The task:
Transcribe all of the material exactly, except for its pictures.

[Data excerpts]
________

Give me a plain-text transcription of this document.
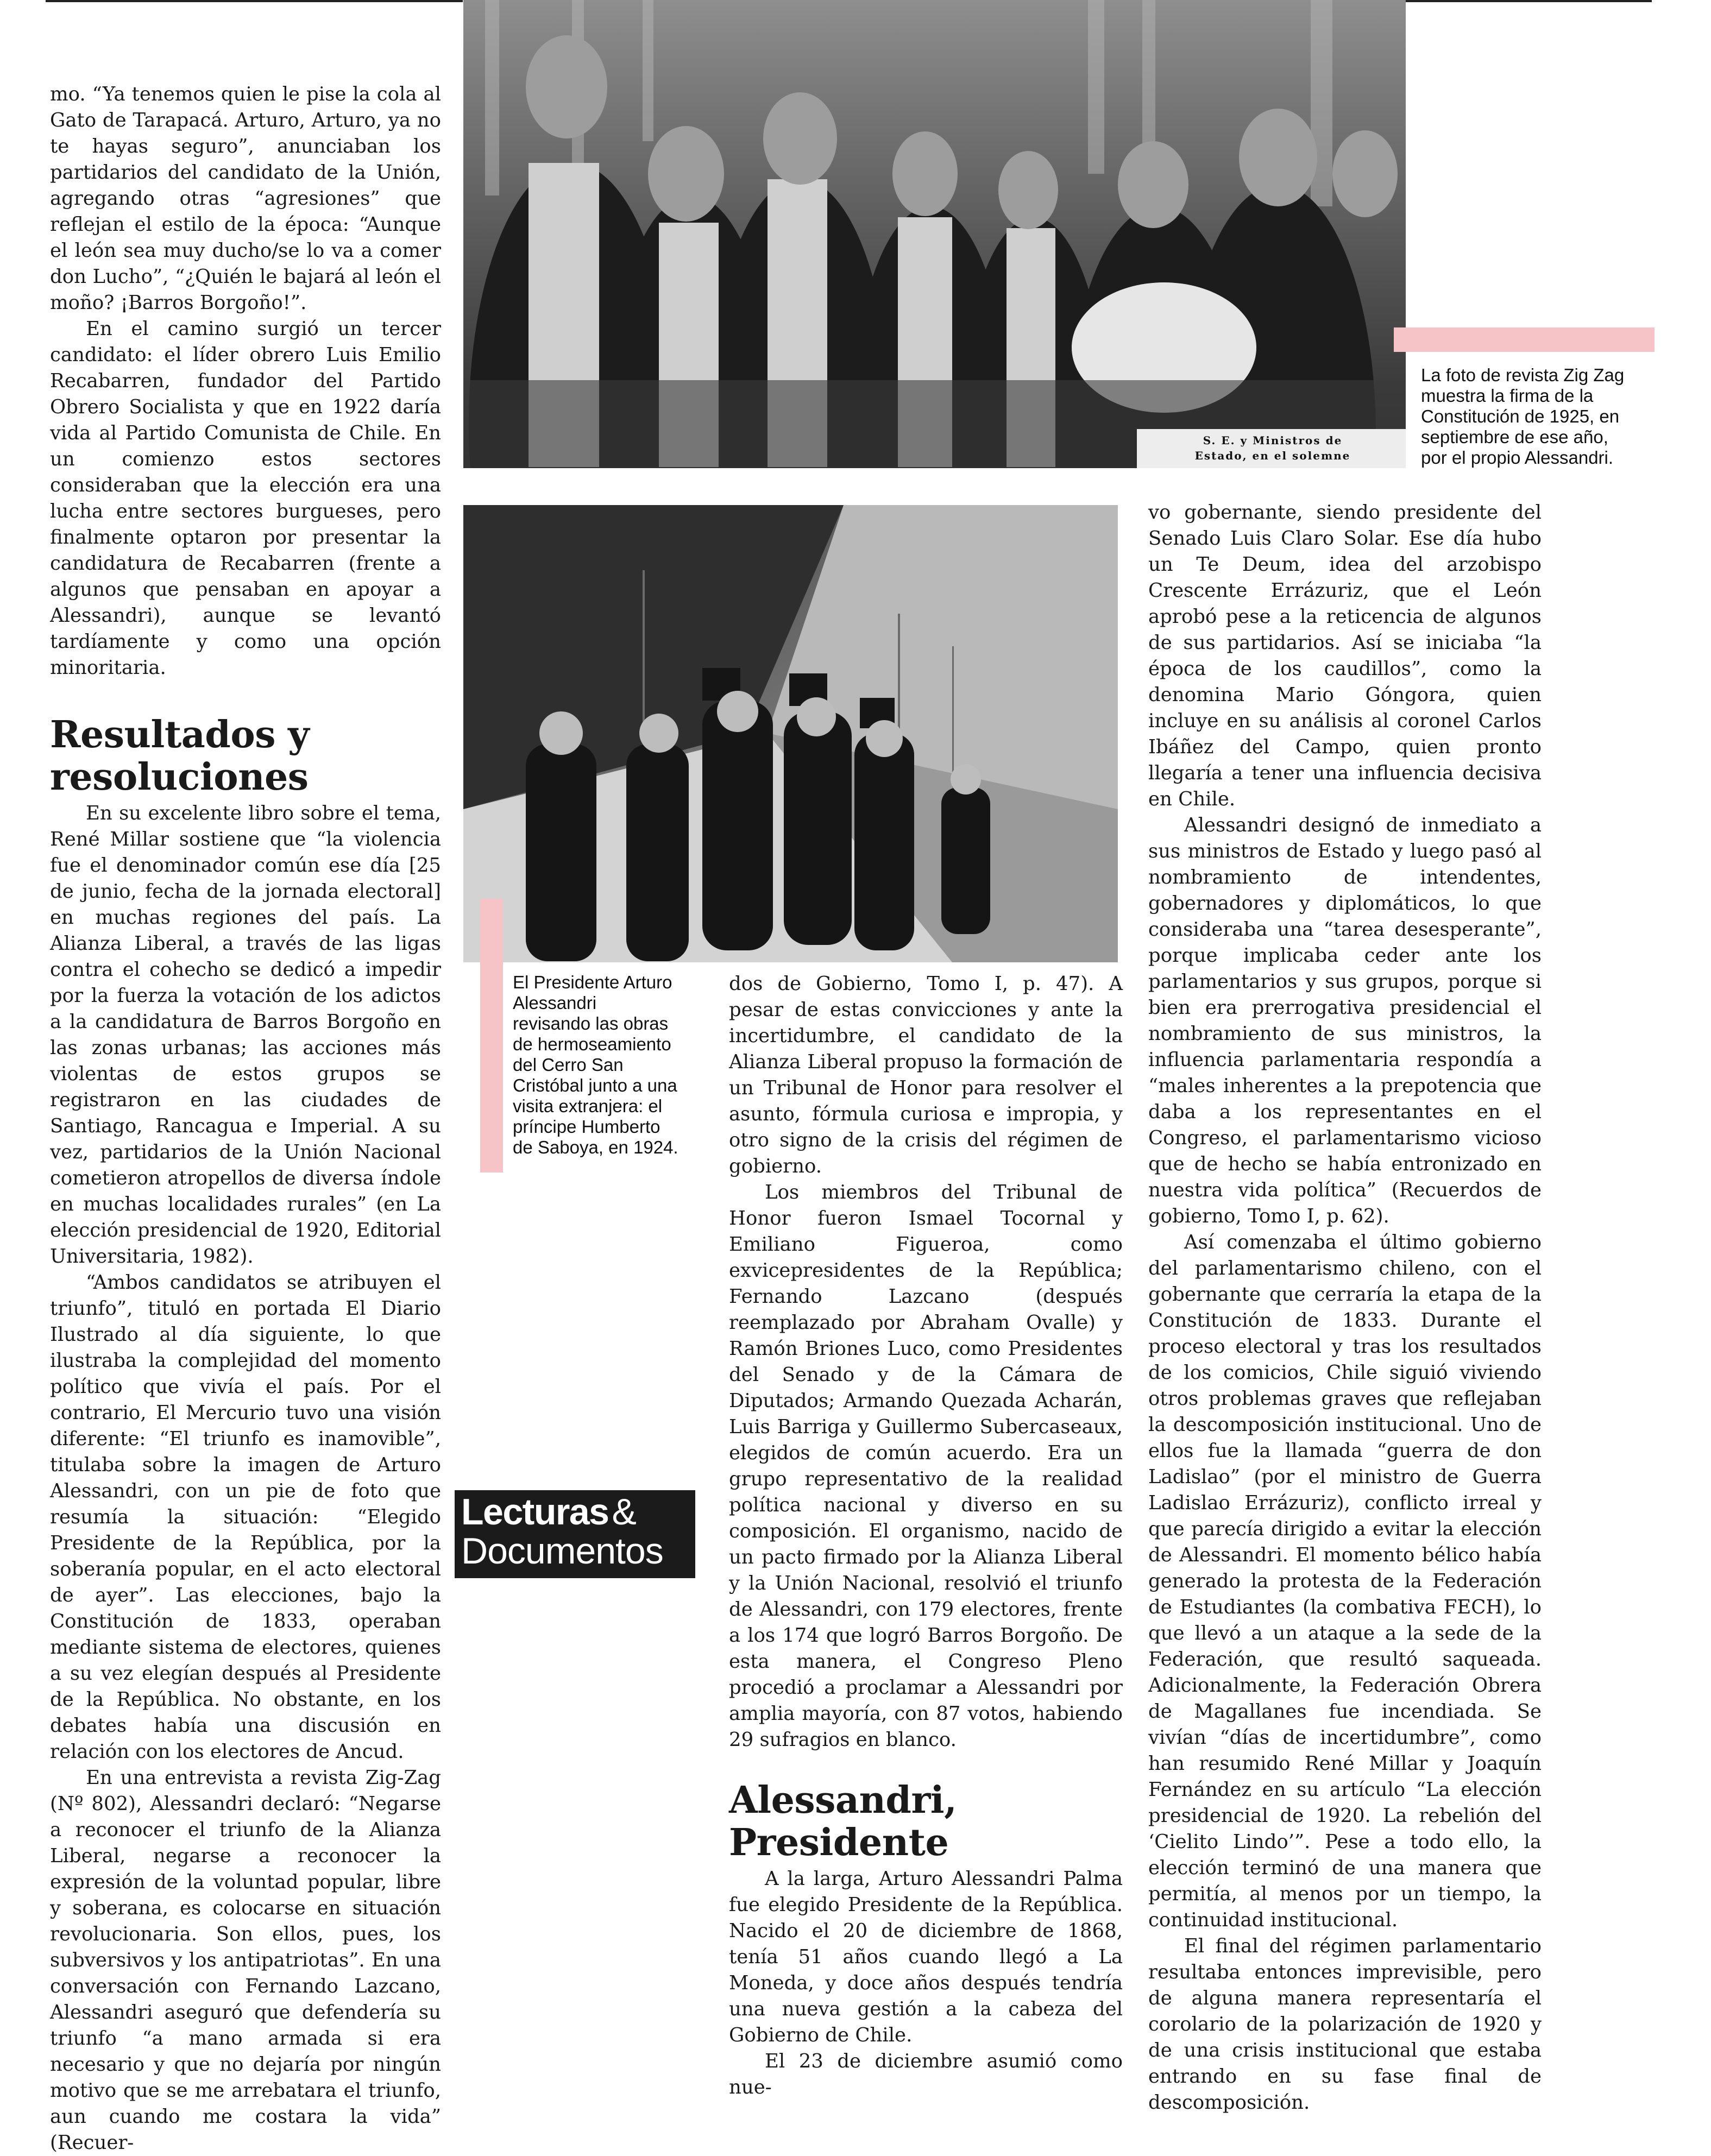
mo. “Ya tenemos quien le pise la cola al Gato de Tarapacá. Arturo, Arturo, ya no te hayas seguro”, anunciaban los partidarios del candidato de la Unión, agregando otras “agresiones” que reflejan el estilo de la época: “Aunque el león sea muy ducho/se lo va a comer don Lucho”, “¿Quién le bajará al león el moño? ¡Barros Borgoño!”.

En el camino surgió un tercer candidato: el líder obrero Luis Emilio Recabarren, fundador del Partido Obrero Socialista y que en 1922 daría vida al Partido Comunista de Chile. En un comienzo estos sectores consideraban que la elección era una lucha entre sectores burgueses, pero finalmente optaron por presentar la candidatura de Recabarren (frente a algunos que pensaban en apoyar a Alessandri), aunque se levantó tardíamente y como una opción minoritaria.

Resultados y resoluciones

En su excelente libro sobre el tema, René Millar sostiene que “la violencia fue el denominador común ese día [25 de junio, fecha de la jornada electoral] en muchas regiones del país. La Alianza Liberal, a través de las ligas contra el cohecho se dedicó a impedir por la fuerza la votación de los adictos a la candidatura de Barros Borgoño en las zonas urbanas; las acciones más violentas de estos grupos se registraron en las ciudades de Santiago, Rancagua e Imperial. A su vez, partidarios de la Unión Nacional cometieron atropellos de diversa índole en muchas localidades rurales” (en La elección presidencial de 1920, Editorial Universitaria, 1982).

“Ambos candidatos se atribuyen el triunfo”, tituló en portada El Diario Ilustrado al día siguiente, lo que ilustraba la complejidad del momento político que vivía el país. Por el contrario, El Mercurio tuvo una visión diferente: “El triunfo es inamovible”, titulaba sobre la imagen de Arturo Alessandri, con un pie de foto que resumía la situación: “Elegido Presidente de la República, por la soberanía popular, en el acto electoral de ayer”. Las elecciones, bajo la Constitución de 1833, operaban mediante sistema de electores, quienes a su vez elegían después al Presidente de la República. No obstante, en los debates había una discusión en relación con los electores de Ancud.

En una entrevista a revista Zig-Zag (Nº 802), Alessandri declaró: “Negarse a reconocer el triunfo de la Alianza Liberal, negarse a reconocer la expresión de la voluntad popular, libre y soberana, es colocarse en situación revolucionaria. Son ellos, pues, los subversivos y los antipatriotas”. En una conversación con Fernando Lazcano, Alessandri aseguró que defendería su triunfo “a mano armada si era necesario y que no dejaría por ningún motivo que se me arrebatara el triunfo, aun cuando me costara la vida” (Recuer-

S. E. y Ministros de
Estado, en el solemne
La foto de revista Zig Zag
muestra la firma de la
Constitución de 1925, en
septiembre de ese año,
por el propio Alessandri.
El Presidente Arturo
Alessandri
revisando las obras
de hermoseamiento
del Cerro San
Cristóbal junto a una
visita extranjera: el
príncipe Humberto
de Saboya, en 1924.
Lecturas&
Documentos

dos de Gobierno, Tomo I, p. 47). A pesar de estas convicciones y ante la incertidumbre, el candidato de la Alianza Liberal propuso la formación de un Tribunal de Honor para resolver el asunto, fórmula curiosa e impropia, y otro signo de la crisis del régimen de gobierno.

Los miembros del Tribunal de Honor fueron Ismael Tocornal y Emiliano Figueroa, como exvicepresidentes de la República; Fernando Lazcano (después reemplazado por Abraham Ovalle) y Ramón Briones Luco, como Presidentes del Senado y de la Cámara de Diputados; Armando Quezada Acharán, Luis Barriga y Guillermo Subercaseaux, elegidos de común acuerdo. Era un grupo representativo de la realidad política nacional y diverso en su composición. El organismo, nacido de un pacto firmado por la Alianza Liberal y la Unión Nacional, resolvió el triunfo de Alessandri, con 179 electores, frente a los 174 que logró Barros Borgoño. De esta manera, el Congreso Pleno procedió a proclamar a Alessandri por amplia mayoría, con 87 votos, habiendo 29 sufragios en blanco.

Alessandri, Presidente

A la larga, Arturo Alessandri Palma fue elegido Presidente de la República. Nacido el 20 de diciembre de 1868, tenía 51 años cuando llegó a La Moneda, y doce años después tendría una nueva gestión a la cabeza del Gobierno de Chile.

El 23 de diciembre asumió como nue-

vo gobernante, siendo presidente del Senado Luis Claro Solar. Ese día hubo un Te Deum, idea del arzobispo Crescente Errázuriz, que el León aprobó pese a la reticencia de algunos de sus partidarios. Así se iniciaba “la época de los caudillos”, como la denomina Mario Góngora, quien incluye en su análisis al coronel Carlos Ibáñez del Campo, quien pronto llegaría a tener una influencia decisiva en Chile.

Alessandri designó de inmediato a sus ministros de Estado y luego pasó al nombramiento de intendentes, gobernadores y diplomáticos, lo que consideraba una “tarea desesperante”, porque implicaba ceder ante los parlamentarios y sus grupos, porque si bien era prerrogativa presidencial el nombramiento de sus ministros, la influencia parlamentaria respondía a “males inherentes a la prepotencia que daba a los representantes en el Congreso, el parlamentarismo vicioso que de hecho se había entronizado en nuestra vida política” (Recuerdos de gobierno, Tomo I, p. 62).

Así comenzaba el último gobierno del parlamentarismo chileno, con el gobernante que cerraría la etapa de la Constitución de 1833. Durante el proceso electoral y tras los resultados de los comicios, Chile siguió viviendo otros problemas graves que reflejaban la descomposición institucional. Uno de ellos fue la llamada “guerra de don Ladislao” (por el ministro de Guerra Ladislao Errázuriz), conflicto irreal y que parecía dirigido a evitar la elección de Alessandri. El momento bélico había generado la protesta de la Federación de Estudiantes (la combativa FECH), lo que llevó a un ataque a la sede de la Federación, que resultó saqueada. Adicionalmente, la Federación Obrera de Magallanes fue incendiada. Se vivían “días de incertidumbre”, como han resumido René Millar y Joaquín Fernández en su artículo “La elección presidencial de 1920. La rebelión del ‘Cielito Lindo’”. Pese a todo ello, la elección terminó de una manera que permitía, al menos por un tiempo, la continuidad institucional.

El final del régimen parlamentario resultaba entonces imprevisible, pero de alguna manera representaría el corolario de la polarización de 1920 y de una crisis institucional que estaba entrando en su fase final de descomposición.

________

Solution:
Give me a plain-text transcription of this document.
mo. “Ya tenemos quien le pise la cola al Gato de Tarapacá. Arturo, Arturo, ya no te hayas seguro”, anunciaban los partidarios del candidato de la Unión, agregando otras “agresiones” que reflejan el estilo de la época: “Aunque el león sea muy ducho/se lo va a comer don Lucho”, “¿Quién le bajará al león el moño? ¡Barros Borgoño!”.

En el camino surgió un tercer candidato: el líder obrero Luis Emilio Recabarren, fundador del Partido Obrero Socialista y que en 1922 daría vida al Partido Comunista de Chile. En un comienzo estos sectores consideraban que la elección era una lucha entre sectores burgueses, pero finalmente optaron por presentar la candidatura de Recabarren (frente a algunos que pensaban en apoyar a Alessandri), aunque se levantó tardíamente y como una opción minoritaria.

Resultados y resoluciones

En su excelente libro sobre el tema, René Millar sostiene que “la violencia fue el denominador común ese día [25 de junio, fecha de la jornada electoral] en muchas regiones del país. La Alianza Liberal, a través de las ligas contra el cohecho se dedicó a impedir por la fuerza la votación de los adictos a la candidatura de Barros Borgoño en las zonas urbanas; las acciones más violentas de estos grupos se registraron en las ciudades de Santiago, Rancagua e Imperial. A su vez, partidarios de la Unión Nacional cometieron atropellos de diversa índole en muchas localidades rurales” (en La elección presidencial de 1920, Editorial Universitaria, 1982).

“Ambos candidatos se atribuyen el triunfo”, tituló en portada El Diario Ilustrado al día siguiente, lo que ilustraba la complejidad del momento político que vivía el país. Por el contrario, El Mercurio tuvo una visión diferente: “El triunfo es inamovible”, titulaba sobre la imagen de Arturo Alessandri, con un pie de foto que resumía la situación: “Elegido Presidente de la República, por la soberanía popular, en el acto electoral de ayer”. Las elecciones, bajo la Constitución de 1833, operaban mediante sistema de electores, quienes a su vez elegían después al Presidente de la República. No obstante, en los debates había una discusión en relación con los electores de Ancud.

En una entrevista a revista Zig-Zag (Nº 802), Alessandri declaró: “Negarse a reconocer el triunfo de la Alianza Liberal, negarse a reconocer la expresión de la voluntad popular, libre y soberana, es colocarse en situación revolucionaria. Son ellos, pues, los subversivos y los antipatriotas”. En una conversación con Fernando Lazcano, Alessandri aseguró que defendería su triunfo “a mano armada si era necesario y que no dejaría por ningún motivo que se me arrebatara el triunfo, aun cuando me costara la vida” (Recuer-

S. E. y Ministros de
Estado, en el solemne
La foto de revista Zig Zag
muestra la firma de la
Constitución de 1925, en
septiembre de ese año,
por el propio Alessandri.
El Presidente Arturo
Alessandri
revisando las obras
de hermoseamiento
del Cerro San
Cristóbal junto a una
visita extranjera: el
príncipe Humberto
de Saboya, en 1924.
Lecturas&
Documentos

dos de Gobierno, Tomo I, p. 47). A pesar de estas convicciones y ante la incertidumbre, el candidato de la Alianza Liberal propuso la formación de un Tribunal de Honor para resolver el asunto, fórmula curiosa e impropia, y otro signo de la crisis del régimen de gobierno.

Los miembros del Tribunal de Honor fueron Ismael Tocornal y Emiliano Figueroa, como exvicepresidentes de la República; Fernando Lazcano (después reemplazado por Abraham Ovalle) y Ramón Briones Luco, como Presidentes del Senado y de la Cámara de Diputados; Armando Quezada Acharán, Luis Barriga y Guillermo Subercaseaux, elegidos de común acuerdo. Era un grupo representativo de la realidad política nacional y diverso en su composición. El organismo, nacido de un pacto firmado por la Alianza Liberal y la Unión Nacional, resolvió el triunfo de Alessandri, con 179 electores, frente a los 174 que logró Barros Borgoño. De esta manera, el Congreso Pleno procedió a proclamar a Alessandri por amplia mayoría, con 87 votos, habiendo 29 sufragios en blanco.

Alessandri, Presidente

A la larga, Arturo Alessandri Palma fue elegido Presidente de la República. Nacido el 20 de diciembre de 1868, tenía 51 años cuando llegó a La Moneda, y doce años después tendría una nueva gestión a la cabeza del Gobierno de Chile.

El 23 de diciembre asumió como nue-

vo gobernante, siendo presidente del Senado Luis Claro Solar. Ese día hubo un Te Deum, idea del arzobispo Crescente Errázuriz, que el León aprobó pese a la reticencia de algunos de sus partidarios. Así se iniciaba “la época de los caudillos”, como la denomina Mario Góngora, quien incluye en su análisis al coronel Carlos Ibáñez del Campo, quien pronto llegaría a tener una influencia decisiva en Chile.

Alessandri designó de inmediato a sus ministros de Estado y luego pasó al nombramiento de intendentes, gobernadores y diplomáticos, lo que consideraba una “tarea desesperante”, porque implicaba ceder ante los parlamentarios y sus grupos, porque si bien era prerrogativa presidencial el nombramiento de sus ministros, la influencia parlamentaria respondía a “males inherentes a la prepotencia que daba a los representantes en el Congreso, el parlamentarismo vicioso que de hecho se había entronizado en nuestra vida política” (Recuerdos de gobierno, Tomo I, p. 62).

Así comenzaba el último gobierno del parlamentarismo chileno, con el gobernante que cerraría la etapa de la Constitución de 1833. Durante el proceso electoral y tras los resultados de los comicios, Chile siguió viviendo otros problemas graves que reflejaban la descomposición institucional. Uno de ellos fue la llamada “guerra de don Ladislao” (por el ministro de Guerra Ladislao Errázuriz), conflicto irreal y que parecía dirigido a evitar la elección de Alessandri. El momento bélico había generado la protesta de la Federación de Estudiantes (la combativa FECH), lo que llevó a un ataque a la sede de la Federación, que resultó saqueada. Adicionalmente, la Federación Obrera de Magallanes fue incendiada. Se vivían “días de incertidumbre”, como han resumido René Millar y Joaquín Fernández en su artículo “La elección presidencial de 1920. La rebelión del ‘Cielito Lindo’”. Pese a todo ello, la elección terminó de una manera que permitía, al menos por un tiempo, la continuidad institucional.

El final del régimen parlamentario resultaba entonces imprevisible, pero de alguna manera representaría el corolario de la polarización de 1920 y de una crisis institucional que estaba entrando en su fase final de descomposición.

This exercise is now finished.